WORK INSTRUCTIONS
Transcribe every entry word for word. Skip the pictures.

ROWS

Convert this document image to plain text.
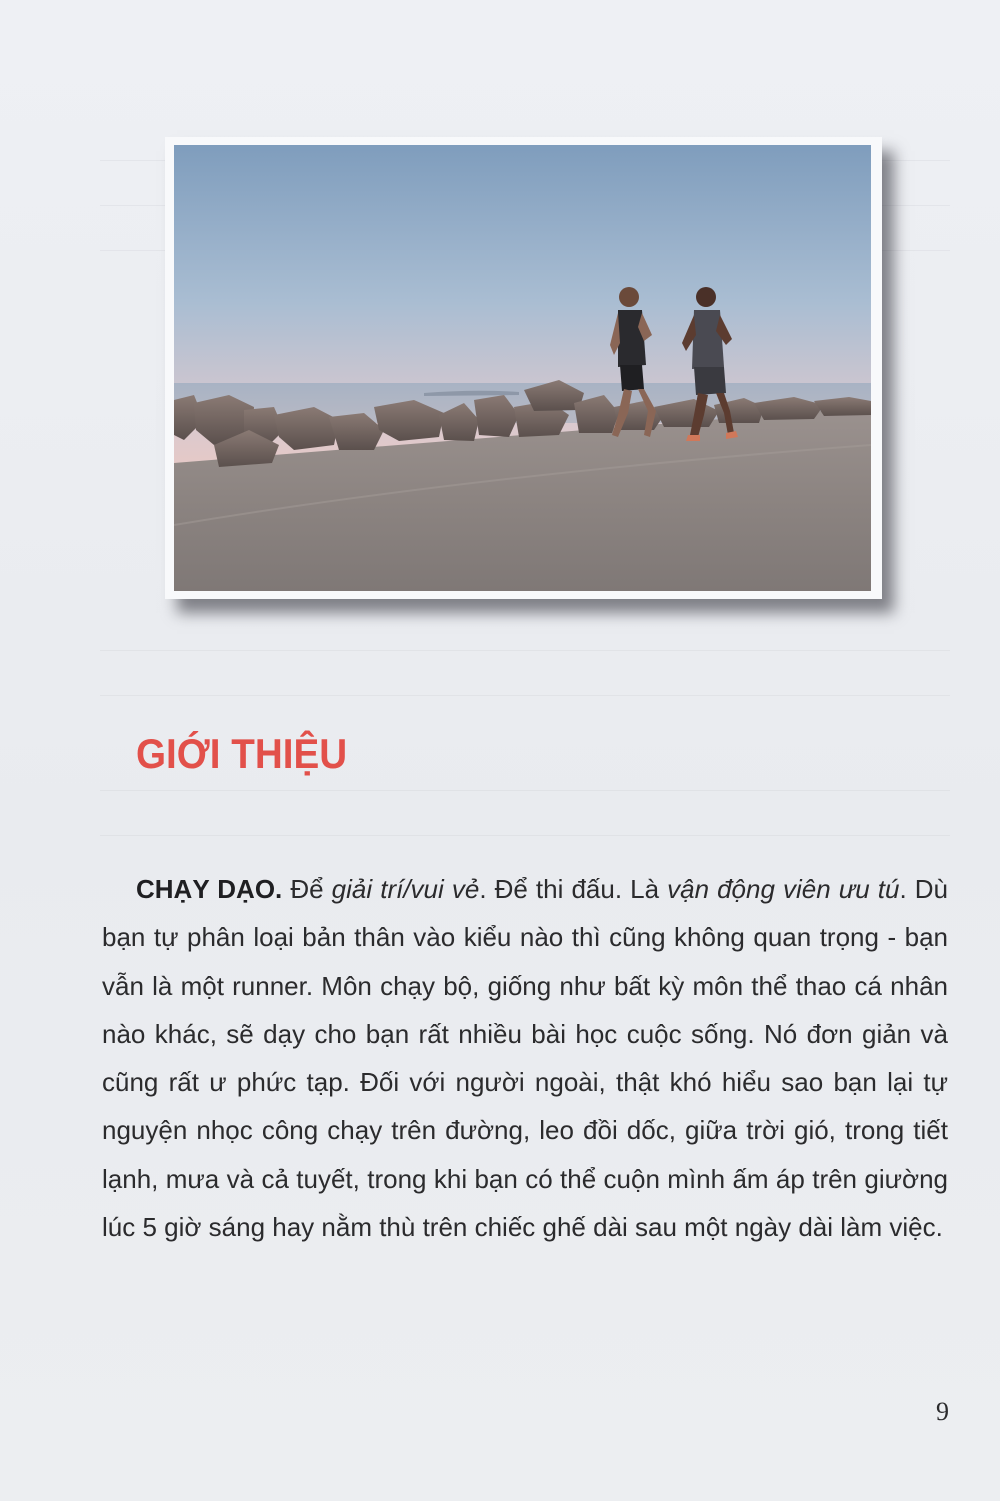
GIỚI THIỆU

CHẠY DẠO. Để giải trí/vui vẻ. Để thi đấu. Là vận động viên ưu tú. Dù bạn tự phân loại bản thân vào kiểu nào thì cũng không quan trọng - bạn vẫn là một runner. Môn chạy bộ, giống như bất kỳ môn thể thao cá nhân nào khác, sẽ dạy cho bạn rất nhiều bài học cuộc sống. Nó đơn giản và cũng rất ư phức tạp. Đối với người ngoài, thật khó hiểu sao bạn lại tự nguyện nhọc công chạy trên đường, leo đồi dốc, giữa trời gió, trong tiết lạnh, mưa và cả tuyết, trong khi bạn có thể cuộn mình ấm áp trên giường lúc 5 giờ sáng hay nằm thù trên chiếc ghế dài sau một ngày dài làm việc.

9
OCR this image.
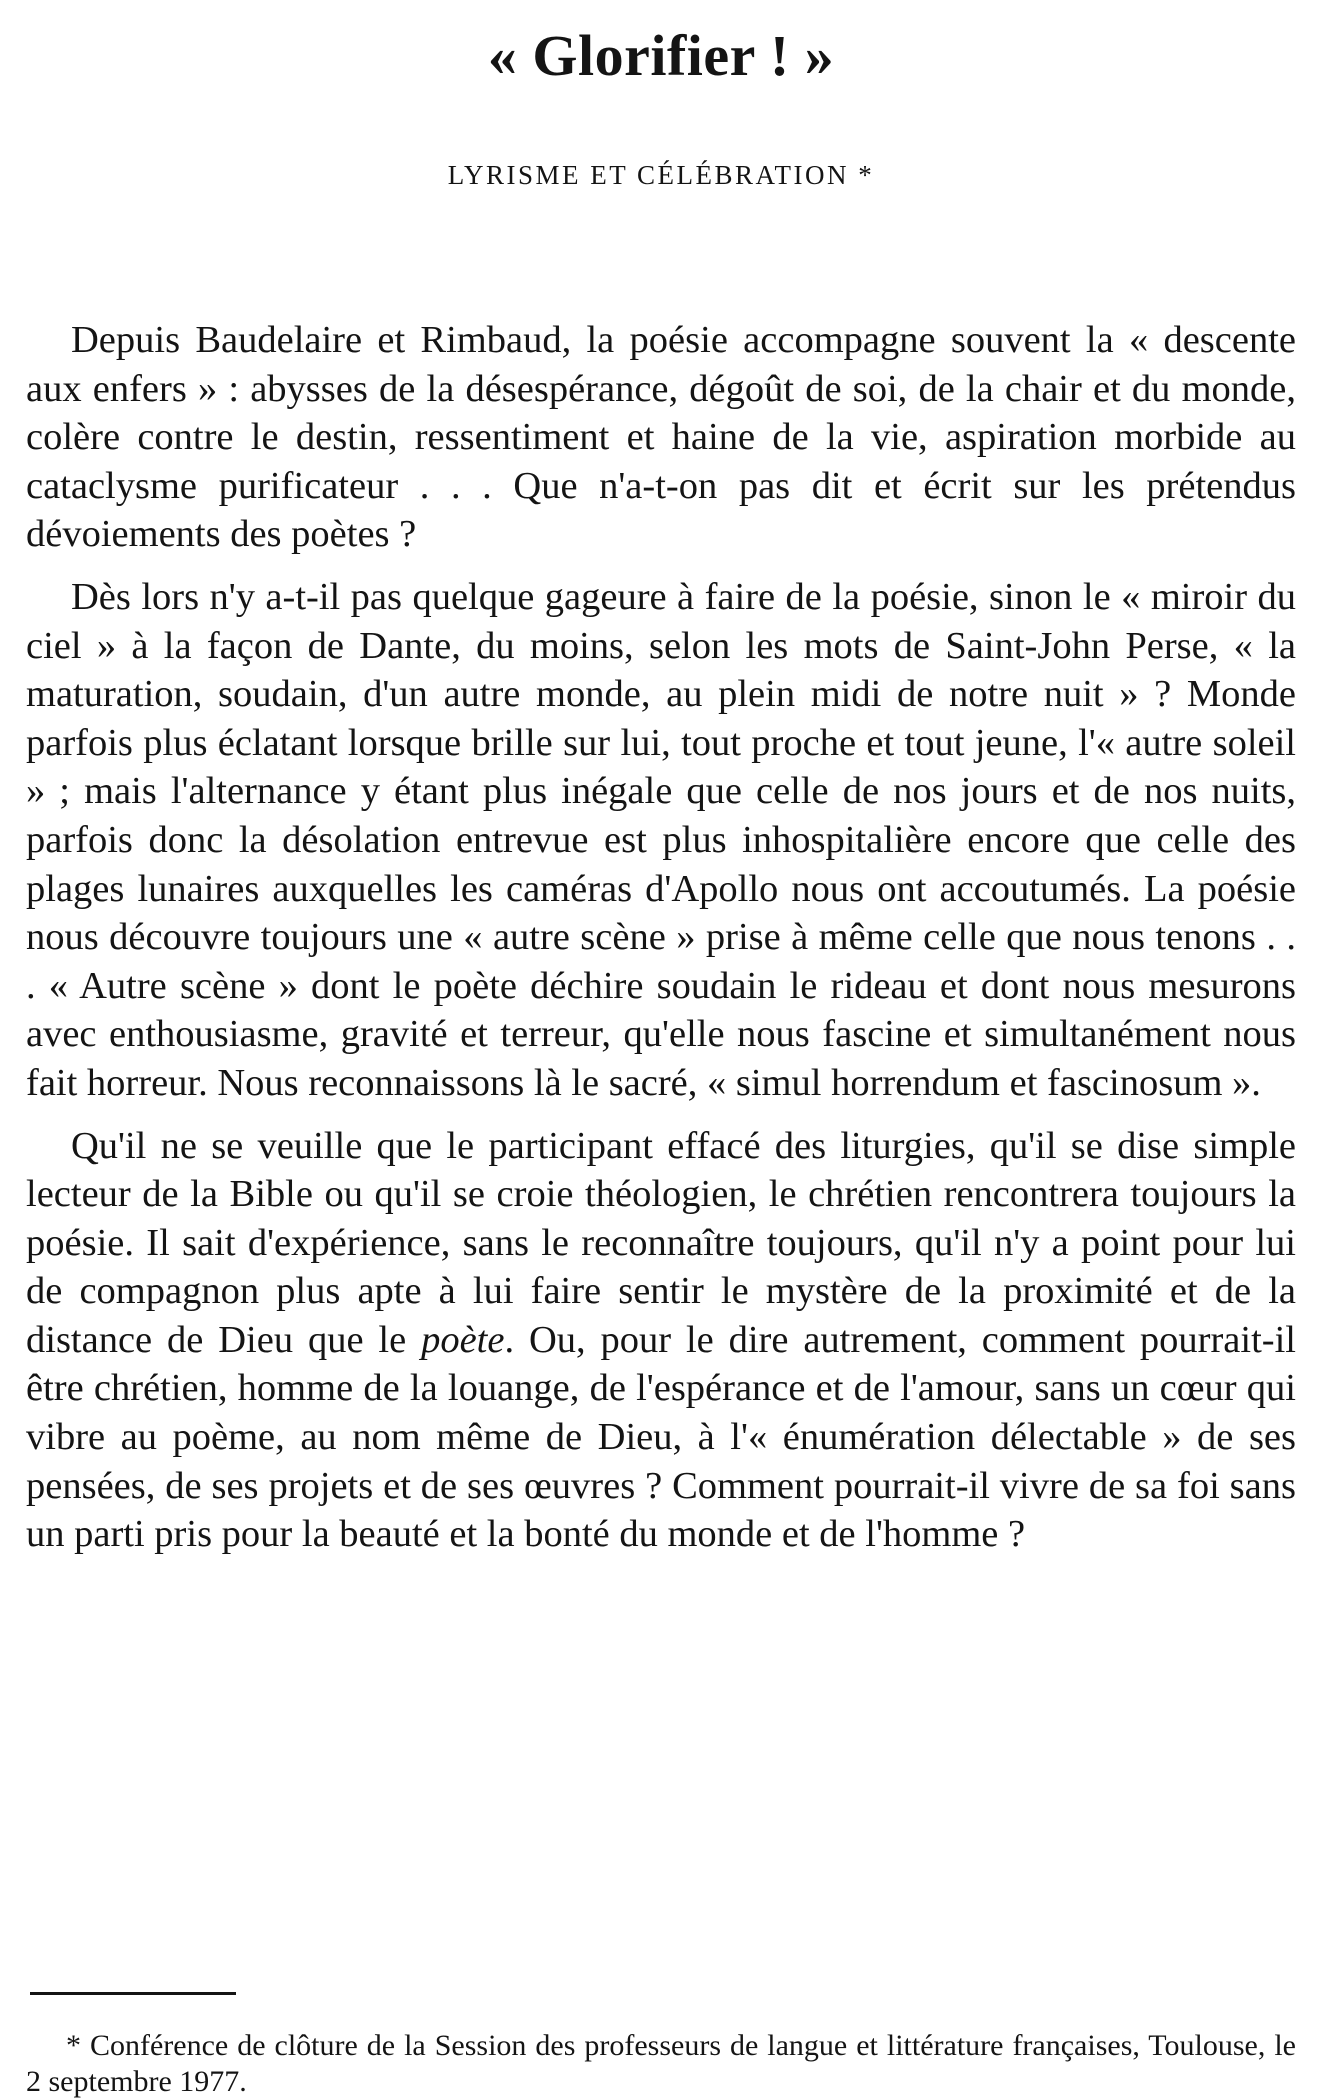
« Glorifier ! »
LYRISME ET CÉLÉBRATION *

Depuis Baudelaire et Rimbaud, la poésie accompagne souvent la « descente aux enfers » : abysses de la désespérance, dégoût de soi, de la chair et du monde, colère contre le destin, ressentiment et haine de la vie, aspiration morbide au cataclysme purificateur . . . Que n'a-t-on pas dit et écrit sur les prétendus dévoiements des poètes ?

Dès lors n'y a-t-il pas quelque gageure à faire de la poésie, sinon le « miroir du ciel » à la façon de Dante, du moins, selon les mots de Saint-John Perse, « la maturation, soudain, d'un autre monde, au plein midi de notre nuit » ? Monde parfois plus éclatant lorsque brille sur lui, tout proche et tout jeune, l'« autre soleil » ; mais l'alternance y étant plus inégale que celle de nos jours et de nos nuits, parfois donc la désolation entrevue est plus inhospitalière encore que celle des plages lunaires auxquelles les caméras d'Apollo nous ont accoutumés. La poésie nous découvre toujours une « autre scène » prise à même celle que nous tenons . . . « Autre scène » dont le poète déchire soudain le rideau et dont nous mesurons avec enthousiasme, gravité et terreur, qu'elle nous fascine et simultanément nous fait horreur. Nous reconnaissons là le sacré, « simul horrendum et fascinosum ».

Qu'il ne se veuille que le participant effacé des liturgies, qu'il se dise simple lecteur de la Bible ou qu'il se croie théologien, le chrétien rencontrera toujours la poésie. Il sait d'expérience, sans le reconnaître toujours, qu'il n'y a point pour lui de compagnon plus apte à lui faire sentir le mystère de la proximité et de la distance de Dieu que le poète. Ou, pour le dire autrement, comment pourrait-il être chrétien, homme de la louange, de l'espérance et de l'amour, sans un cœur qui vibre au poème, au nom même de Dieu, à l'« énumération délectable » de ses pensées, de ses projets et de ses œuvres ? Comment pourrait-il vivre de sa foi sans un parti pris pour la beauté et la bonté du monde et de l'homme ?

* Conférence de clôture de la Session des professeurs de langue et littérature françaises, Toulouse, le 2 septembre 1977.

OUTPUT BELOW
Convert this document image to plain text.
GIỚI THIỆU

CHẠY DẠO. Để giải trí/vui vẻ. Để thi đấu. Là vận động viên ưu tú. Dù bạn tự phân loại bản thân vào kiểu nào thì cũng không quan trọng - bạn vẫn là một runner. Môn chạy bộ, giống như bất kỳ môn thể thao cá nhân nào khác, sẽ dạy cho bạn rất nhiều bài học cuộc sống. Nó đơn giản và cũng rất ư phức tạp. Đối với người ngoài, thật khó hiểu sao bạn lại tự nguyện nhọc công chạy trên đường, leo đồi dốc, giữa trời gió, trong tiết lạnh, mưa và cả tuyết, trong khi bạn có thể cuộn mình ấm áp trên giường lúc 5 giờ sáng hay nằm thù trên chiếc ghế dài sau một ngày dài làm việc.

9
OCR this image.
« Glorifier ! »
LYRISME ET CÉLÉBRATION *

Depuis Baudelaire et Rimbaud, la poésie accompagne souvent la « descente aux enfers » : abysses de la désespérance, dégoût de soi, de la chair et du monde, colère contre le destin, ressentiment et haine de la vie, aspiration morbide au cataclysme purificateur . . . Que n'a-t-on pas dit et écrit sur les prétendus dévoiements des poètes ?

Dès lors n'y a-t-il pas quelque gageure à faire de la poésie, sinon le « miroir du ciel » à la façon de Dante, du moins, selon les mots de Saint-John Perse, « la maturation, soudain, d'un autre monde, au plein midi de notre nuit » ? Monde parfois plus éclatant lorsque brille sur lui, tout proche et tout jeune, l'« autre soleil » ; mais l'alternance y étant plus inégale que celle de nos jours et de nos nuits, parfois donc la désolation entrevue est plus inhospitalière encore que celle des plages lunaires auxquelles les caméras d'Apollo nous ont accoutumés. La poésie nous découvre toujours une « autre scène » prise à même celle que nous tenons . . . « Autre scène » dont le poète déchire soudain le rideau et dont nous mesurons avec enthousiasme, gravité et terreur, qu'elle nous fascine et simultanément nous fait horreur. Nous reconnaissons là le sacré, « simul horrendum et fascinosum ».

Qu'il ne se veuille que le participant effacé des liturgies, qu'il se dise simple lecteur de la Bible ou qu'il se croie théologien, le chrétien rencontrera toujours la poésie. Il sait d'expérience, sans le reconnaître toujours, qu'il n'y a point pour lui de compagnon plus apte à lui faire sentir le mystère de la proximité et de la distance de Dieu que le poète. Ou, pour le dire autrement, comment pourrait-il être chrétien, homme de la louange, de l'espérance et de l'amour, sans un cœur qui vibre au poème, au nom même de Dieu, à l'« énumération délectable » de ses pensées, de ses projets et de ses œuvres ? Comment pourrait-il vivre de sa foi sans un parti pris pour la beauté et la bonté du monde et de l'homme ?

* Conférence de clôture de la Session des professeurs de langue et littérature françaises, Toulouse, le 2 septembre 1977.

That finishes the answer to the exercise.